Say how many lines contain "дальнейшей"; the answer is the number alone.
-- Start of MATERIAL TO PROCESS --
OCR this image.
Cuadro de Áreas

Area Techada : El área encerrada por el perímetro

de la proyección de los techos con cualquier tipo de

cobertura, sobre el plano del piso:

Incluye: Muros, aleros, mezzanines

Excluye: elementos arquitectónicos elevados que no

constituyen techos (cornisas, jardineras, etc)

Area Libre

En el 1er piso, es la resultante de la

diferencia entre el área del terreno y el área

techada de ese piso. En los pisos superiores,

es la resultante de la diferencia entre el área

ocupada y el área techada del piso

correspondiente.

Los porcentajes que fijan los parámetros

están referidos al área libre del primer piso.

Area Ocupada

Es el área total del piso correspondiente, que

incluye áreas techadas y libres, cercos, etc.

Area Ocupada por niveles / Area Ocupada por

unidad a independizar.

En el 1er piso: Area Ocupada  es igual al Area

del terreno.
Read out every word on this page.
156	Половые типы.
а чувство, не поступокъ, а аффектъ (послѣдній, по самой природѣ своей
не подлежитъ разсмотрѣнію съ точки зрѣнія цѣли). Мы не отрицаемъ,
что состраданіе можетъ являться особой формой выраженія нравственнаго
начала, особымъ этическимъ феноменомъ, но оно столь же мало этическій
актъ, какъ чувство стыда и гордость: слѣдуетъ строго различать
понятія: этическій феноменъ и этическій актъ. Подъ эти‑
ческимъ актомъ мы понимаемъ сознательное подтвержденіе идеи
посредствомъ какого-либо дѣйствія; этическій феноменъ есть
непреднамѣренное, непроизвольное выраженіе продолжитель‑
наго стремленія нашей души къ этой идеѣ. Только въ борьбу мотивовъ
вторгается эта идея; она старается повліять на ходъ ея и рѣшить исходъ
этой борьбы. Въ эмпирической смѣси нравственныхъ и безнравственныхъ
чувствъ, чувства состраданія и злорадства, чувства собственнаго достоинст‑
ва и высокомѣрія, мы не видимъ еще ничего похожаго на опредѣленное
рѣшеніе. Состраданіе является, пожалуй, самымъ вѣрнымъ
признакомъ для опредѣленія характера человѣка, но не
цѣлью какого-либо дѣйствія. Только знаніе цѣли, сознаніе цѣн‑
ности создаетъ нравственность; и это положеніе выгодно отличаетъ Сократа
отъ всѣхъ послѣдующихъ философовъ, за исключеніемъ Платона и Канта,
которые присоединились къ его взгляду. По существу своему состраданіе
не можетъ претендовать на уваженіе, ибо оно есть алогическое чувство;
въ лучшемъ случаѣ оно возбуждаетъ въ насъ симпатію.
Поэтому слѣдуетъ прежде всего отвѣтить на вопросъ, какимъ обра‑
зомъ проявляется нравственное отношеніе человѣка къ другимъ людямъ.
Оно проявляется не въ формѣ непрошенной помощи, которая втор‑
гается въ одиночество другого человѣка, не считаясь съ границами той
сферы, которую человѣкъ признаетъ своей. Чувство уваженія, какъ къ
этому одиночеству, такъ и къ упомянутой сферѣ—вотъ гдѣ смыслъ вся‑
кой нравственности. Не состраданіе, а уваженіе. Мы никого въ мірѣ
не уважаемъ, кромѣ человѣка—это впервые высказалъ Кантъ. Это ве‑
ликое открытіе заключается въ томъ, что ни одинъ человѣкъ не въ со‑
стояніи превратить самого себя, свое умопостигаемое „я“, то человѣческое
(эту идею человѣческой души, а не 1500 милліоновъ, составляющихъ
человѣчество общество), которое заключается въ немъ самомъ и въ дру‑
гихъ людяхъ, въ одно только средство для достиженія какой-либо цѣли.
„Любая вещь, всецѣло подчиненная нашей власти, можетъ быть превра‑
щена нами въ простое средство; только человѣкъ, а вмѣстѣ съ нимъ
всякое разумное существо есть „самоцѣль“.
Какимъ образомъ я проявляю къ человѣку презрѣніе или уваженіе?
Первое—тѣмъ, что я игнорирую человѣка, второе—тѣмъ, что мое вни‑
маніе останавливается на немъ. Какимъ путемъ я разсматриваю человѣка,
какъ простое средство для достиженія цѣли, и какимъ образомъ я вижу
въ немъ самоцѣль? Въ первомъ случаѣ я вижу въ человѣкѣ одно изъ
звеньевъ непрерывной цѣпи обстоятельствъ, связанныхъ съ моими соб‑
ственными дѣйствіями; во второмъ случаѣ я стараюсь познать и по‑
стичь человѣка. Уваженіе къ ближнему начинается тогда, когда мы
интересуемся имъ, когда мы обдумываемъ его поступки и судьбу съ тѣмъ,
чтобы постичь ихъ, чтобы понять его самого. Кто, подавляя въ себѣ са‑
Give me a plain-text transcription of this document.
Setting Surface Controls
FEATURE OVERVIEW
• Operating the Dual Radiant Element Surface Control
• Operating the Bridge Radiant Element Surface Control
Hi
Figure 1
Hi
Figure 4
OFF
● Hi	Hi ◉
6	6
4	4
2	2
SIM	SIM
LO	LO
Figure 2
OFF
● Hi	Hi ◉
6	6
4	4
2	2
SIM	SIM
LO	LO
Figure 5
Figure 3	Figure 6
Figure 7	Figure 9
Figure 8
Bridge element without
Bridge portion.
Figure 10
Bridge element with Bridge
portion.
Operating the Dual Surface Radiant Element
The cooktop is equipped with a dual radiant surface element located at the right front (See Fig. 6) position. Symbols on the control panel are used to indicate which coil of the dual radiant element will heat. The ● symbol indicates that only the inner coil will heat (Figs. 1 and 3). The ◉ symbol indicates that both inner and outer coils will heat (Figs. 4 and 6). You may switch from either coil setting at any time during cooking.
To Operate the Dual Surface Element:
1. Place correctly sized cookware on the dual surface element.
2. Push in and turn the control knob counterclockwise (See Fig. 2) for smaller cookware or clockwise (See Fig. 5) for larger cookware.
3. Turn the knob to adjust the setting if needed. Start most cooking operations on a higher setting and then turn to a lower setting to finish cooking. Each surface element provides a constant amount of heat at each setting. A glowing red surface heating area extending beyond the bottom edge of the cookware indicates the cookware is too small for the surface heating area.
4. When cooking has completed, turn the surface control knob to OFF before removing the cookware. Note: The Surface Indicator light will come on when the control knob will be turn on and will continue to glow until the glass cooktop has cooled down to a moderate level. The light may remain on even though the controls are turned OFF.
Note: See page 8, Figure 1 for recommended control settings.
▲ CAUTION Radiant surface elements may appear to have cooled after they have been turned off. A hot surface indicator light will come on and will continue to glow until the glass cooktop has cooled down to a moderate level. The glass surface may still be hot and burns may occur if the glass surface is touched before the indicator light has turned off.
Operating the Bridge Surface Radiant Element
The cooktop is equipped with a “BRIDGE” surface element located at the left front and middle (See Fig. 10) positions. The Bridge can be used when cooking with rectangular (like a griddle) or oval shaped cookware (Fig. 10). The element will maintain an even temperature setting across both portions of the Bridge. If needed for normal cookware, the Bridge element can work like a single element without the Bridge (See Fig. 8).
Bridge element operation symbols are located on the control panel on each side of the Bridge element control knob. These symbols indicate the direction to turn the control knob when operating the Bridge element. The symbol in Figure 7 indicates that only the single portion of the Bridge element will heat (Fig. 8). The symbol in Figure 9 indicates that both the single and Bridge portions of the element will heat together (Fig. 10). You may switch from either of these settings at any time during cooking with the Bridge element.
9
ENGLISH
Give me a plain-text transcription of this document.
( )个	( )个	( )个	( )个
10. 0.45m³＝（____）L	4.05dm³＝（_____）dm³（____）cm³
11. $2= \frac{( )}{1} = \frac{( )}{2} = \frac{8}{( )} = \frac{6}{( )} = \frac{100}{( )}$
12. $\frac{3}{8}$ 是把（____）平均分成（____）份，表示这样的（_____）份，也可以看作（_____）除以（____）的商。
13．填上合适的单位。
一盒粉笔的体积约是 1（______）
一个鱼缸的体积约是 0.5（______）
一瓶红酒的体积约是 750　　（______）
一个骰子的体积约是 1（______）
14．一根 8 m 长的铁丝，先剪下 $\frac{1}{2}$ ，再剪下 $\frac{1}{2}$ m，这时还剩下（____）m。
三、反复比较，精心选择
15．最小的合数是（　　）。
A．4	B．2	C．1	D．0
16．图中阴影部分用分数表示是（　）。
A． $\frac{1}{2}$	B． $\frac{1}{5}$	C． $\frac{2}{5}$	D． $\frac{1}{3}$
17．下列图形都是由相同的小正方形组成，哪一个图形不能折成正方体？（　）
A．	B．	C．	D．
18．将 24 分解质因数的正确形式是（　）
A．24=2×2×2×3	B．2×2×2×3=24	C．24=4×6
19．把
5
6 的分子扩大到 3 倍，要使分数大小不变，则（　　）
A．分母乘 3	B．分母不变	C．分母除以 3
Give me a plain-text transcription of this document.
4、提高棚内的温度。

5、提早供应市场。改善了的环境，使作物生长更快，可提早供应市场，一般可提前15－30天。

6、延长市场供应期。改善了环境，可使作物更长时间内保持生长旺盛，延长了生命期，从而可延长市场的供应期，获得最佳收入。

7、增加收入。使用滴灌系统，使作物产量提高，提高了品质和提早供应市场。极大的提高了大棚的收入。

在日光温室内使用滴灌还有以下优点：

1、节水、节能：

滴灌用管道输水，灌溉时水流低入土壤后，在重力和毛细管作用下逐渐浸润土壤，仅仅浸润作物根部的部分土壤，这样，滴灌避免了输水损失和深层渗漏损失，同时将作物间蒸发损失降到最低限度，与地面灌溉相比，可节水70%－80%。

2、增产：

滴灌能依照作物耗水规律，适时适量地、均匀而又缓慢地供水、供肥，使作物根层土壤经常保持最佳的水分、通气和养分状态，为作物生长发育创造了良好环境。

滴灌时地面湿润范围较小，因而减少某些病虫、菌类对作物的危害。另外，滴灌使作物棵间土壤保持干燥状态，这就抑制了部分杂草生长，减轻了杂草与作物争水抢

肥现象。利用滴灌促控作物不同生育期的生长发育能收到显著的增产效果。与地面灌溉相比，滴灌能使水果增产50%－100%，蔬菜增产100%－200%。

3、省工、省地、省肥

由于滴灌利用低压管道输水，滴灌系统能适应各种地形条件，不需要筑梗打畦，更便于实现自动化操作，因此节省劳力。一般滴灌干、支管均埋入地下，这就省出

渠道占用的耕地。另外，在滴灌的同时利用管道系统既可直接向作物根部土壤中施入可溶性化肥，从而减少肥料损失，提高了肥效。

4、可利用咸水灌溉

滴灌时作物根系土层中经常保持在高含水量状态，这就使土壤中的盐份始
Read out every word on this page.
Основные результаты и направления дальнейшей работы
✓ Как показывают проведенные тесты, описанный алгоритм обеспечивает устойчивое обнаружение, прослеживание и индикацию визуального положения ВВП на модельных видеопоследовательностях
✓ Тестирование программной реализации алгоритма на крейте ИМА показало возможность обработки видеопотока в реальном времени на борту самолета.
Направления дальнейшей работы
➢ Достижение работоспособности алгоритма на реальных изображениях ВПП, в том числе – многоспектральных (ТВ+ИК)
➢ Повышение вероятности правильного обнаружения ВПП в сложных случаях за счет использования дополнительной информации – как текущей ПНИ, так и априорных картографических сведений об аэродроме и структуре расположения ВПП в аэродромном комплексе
-- End of MATERIAL TO PROCESS --
*SOLUTION BELOW:* 2